**Do this:** Count every line in the following entries where the word "JSON" appears. Give the count alone.

'''

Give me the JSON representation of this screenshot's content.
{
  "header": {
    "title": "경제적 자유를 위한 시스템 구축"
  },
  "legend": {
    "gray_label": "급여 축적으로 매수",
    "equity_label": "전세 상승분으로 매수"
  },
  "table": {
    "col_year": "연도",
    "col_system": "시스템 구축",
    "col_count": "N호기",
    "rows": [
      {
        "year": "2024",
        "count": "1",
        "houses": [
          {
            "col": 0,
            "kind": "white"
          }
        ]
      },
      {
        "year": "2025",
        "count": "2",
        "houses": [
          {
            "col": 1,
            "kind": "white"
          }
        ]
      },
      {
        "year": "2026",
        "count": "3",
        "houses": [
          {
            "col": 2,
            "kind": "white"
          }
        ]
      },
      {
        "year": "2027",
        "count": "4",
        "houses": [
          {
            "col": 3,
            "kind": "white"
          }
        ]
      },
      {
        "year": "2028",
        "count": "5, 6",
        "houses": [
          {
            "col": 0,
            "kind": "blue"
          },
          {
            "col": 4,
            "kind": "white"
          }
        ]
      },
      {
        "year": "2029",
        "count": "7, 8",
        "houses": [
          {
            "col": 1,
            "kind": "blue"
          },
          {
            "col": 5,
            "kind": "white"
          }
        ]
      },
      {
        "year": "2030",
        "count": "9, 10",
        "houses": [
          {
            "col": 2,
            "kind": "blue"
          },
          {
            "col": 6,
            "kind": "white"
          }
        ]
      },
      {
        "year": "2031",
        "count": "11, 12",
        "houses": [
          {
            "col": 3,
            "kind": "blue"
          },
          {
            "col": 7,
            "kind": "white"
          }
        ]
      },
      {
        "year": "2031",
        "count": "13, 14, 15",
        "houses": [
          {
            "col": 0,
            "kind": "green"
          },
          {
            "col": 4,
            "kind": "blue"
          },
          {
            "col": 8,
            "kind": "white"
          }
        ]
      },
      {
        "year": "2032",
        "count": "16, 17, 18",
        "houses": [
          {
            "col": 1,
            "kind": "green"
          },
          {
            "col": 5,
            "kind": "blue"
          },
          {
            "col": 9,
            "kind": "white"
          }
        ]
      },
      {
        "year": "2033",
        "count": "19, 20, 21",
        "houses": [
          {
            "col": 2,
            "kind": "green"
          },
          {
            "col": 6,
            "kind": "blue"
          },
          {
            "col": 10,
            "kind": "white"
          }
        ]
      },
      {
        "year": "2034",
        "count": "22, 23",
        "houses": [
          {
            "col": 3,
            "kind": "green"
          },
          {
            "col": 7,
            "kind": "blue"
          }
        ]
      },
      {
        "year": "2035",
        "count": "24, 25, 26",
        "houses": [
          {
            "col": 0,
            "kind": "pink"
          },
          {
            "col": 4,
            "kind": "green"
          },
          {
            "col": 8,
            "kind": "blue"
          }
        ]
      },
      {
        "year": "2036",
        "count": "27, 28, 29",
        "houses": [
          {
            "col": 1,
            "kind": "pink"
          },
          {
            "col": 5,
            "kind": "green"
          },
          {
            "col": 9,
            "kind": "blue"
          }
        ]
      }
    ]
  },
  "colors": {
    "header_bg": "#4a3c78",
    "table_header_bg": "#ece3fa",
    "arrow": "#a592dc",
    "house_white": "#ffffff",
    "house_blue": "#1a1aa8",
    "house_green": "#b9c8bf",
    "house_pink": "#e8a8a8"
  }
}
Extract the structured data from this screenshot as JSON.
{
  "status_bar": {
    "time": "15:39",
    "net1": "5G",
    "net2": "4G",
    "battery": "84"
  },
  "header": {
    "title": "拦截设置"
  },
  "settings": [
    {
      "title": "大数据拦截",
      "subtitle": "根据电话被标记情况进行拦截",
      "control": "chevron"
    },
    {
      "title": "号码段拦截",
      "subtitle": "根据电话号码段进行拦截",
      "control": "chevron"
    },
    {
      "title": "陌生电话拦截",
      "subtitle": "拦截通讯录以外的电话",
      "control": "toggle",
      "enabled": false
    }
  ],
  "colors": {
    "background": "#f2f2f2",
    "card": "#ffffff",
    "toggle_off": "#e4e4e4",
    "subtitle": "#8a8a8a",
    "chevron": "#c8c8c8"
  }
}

'''

**Answer to this problem:** 2